#### TASK:
Everything in the listing except the pictures should be written out exactly.

** Start **

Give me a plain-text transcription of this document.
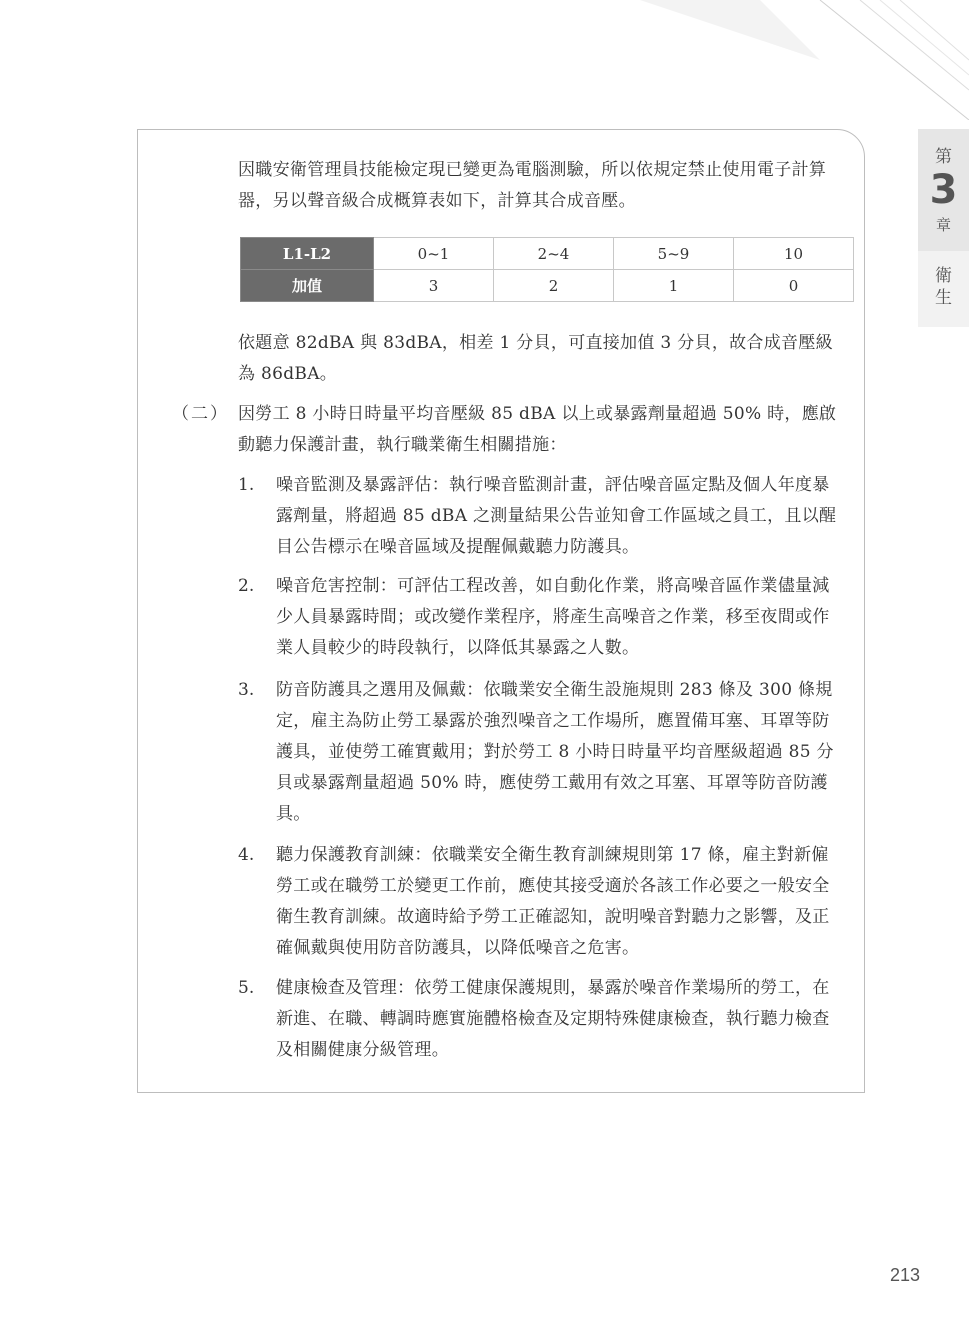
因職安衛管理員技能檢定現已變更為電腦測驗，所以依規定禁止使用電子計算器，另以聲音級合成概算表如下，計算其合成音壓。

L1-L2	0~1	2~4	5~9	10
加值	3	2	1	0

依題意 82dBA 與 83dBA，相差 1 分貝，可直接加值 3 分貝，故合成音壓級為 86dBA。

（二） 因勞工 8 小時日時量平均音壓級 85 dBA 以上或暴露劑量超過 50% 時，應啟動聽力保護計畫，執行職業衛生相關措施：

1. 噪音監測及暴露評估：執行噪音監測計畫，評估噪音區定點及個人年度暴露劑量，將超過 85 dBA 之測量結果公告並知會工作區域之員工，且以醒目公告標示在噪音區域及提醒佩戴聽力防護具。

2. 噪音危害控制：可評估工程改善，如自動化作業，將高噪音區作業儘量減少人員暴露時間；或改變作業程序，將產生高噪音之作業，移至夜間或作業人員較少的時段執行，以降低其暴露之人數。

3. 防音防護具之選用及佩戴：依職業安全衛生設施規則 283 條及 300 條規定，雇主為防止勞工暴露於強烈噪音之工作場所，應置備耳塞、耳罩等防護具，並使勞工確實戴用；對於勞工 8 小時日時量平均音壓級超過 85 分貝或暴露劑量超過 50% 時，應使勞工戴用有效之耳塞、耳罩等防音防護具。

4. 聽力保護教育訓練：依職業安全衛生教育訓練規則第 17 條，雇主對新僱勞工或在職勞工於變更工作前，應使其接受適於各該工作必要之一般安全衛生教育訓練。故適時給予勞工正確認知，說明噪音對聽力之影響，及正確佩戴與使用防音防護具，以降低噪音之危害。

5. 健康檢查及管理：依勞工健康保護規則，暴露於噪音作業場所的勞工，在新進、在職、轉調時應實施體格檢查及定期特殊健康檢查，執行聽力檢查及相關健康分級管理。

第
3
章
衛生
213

** End **

#### EXERCISE ANSWER:
Give me a plain-text transcription of this document.
因職安衛管理員技能檢定現已變更為電腦測驗，所以依規定禁止使用電子計算器，另以聲音級合成概算表如下，計算其合成音壓。

L1-L2	0~1	2~4	5~9	10
加值	3	2	1	0

依題意 82dBA 與 83dBA，相差 1 分貝，可直接加值 3 分貝，故合成音壓級為 86dBA。

（二） 因勞工 8 小時日時量平均音壓級 85 dBA 以上或暴露劑量超過 50% 時，應啟動聽力保護計畫，執行職業衛生相關措施：

1. 噪音監測及暴露評估：執行噪音監測計畫，評估噪音區定點及個人年度暴露劑量，將超過 85 dBA 之測量結果公告並知會工作區域之員工，且以醒目公告標示在噪音區域及提醒佩戴聽力防護具。

2. 噪音危害控制：可評估工程改善，如自動化作業，將高噪音區作業儘量減少人員暴露時間；或改變作業程序，將產生高噪音之作業，移至夜間或作業人員較少的時段執行，以降低其暴露之人數。

3. 防音防護具之選用及佩戴：依職業安全衛生設施規則 283 條及 300 條規定，雇主為防止勞工暴露於強烈噪音之工作場所，應置備耳塞、耳罩等防護具，並使勞工確實戴用；對於勞工 8 小時日時量平均音壓級超過 85 分貝或暴露劑量超過 50% 時，應使勞工戴用有效之耳塞、耳罩等防音防護具。

4. 聽力保護教育訓練：依職業安全衛生教育訓練規則第 17 條，雇主對新僱勞工或在職勞工於變更工作前，應使其接受適於各該工作必要之一般安全衛生教育訓練。故適時給予勞工正確認知，說明噪音對聽力之影響，及正確佩戴與使用防音防護具，以降低噪音之危害。

5. 健康檢查及管理：依勞工健康保護規則，暴露於噪音作業場所的勞工，在新進、在職、轉調時應實施體格檢查及定期特殊健康檢查，執行聽力檢查及相關健康分級管理。

第
3
章
衛生
213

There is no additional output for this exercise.